◆ TASK DIRECTIONS
Copy everything in the data below exactly except the pictures.

◆ THE RECORDS
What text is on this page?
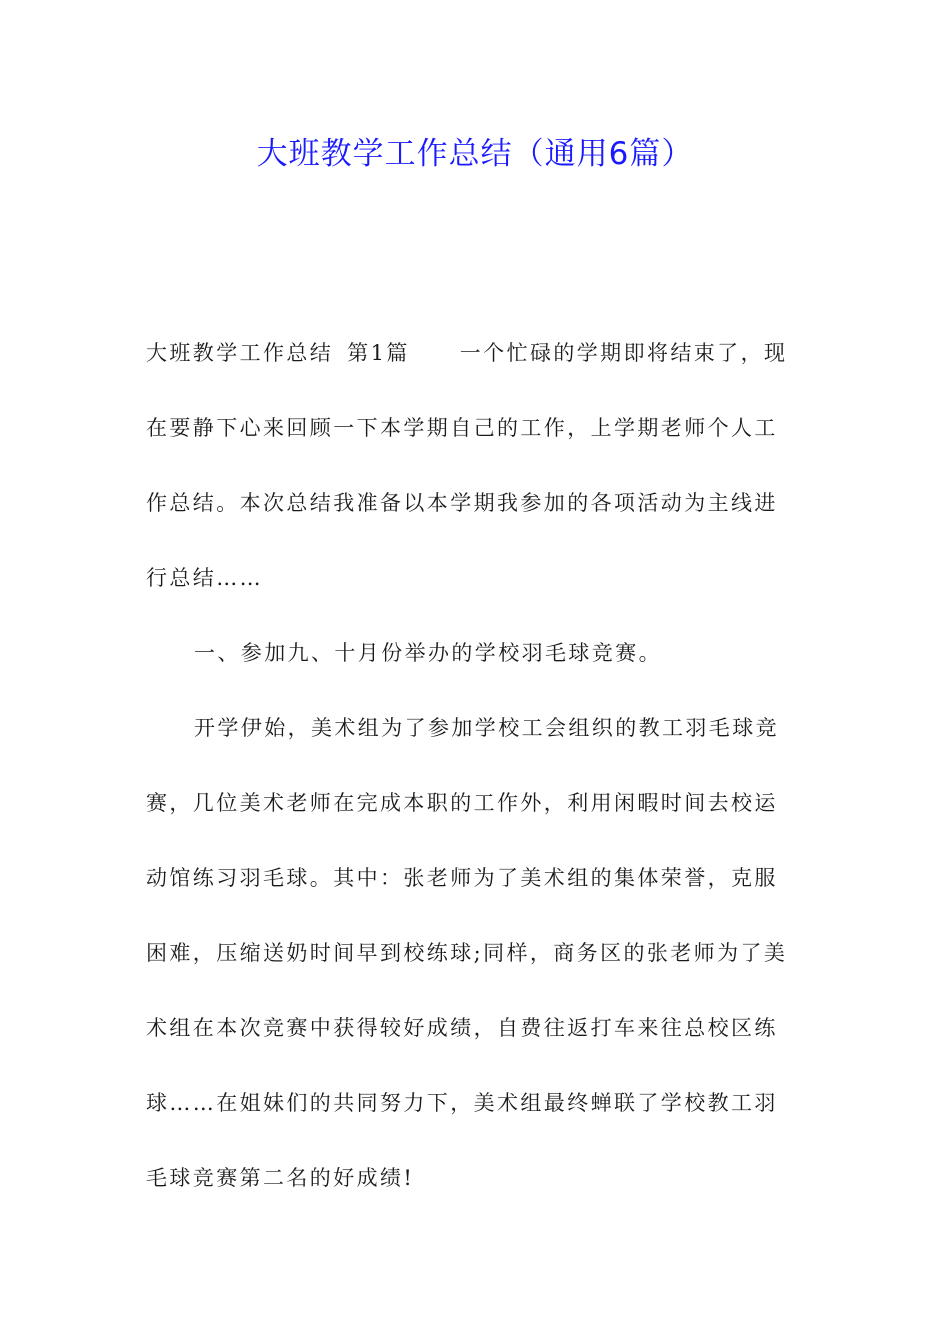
大班教学工作总结（通用6篇）

大班教学工作总结 第1篇 一个忙碌的学期即将结束了，现
在要静下心来回顾一下本学期自己的工作，上学期老师个人工
作总结。本次总结我准备以本学期我参加的各项活动为主线进
行总结……

一、参加九、十月份举办的学校羽毛球竞赛。

开学伊始，美术组为了参加学校工会组织的教工羽毛球竞
赛，几位美术老师在完成本职的工作外，利用闲暇时间去校运
动馆练习羽毛球。其中：张老师为了美术组的集体荣誉，克服
困难，压缩送奶时间早到校练球;同样，商务区的张老师为了美
术组在本次竞赛中获得较好成绩，自费往返打车来往总校区练
球……在姐妹们的共同努力下，美术组最终蝉联了学校教工羽
毛球竞赛第二名的好成绩!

◆ OUTPUT FOR THIS EXERCISE
What text is on this page?
大班教学工作总结（通用6篇）

大班教学工作总结 第1篇 一个忙碌的学期即将结束了，现
在要静下心来回顾一下本学期自己的工作，上学期老师个人工
作总结。本次总结我准备以本学期我参加的各项活动为主线进
行总结……

一、参加九、十月份举办的学校羽毛球竞赛。

开学伊始，美术组为了参加学校工会组织的教工羽毛球竞
赛，几位美术老师在完成本职的工作外，利用闲暇时间去校运
动馆练习羽毛球。其中：张老师为了美术组的集体荣誉，克服
困难，压缩送奶时间早到校练球;同样，商务区的张老师为了美
术组在本次竞赛中获得较好成绩，自费往返打车来往总校区练
球……在姐妹们的共同努力下，美术组最终蝉联了学校教工羽
毛球竞赛第二名的好成绩!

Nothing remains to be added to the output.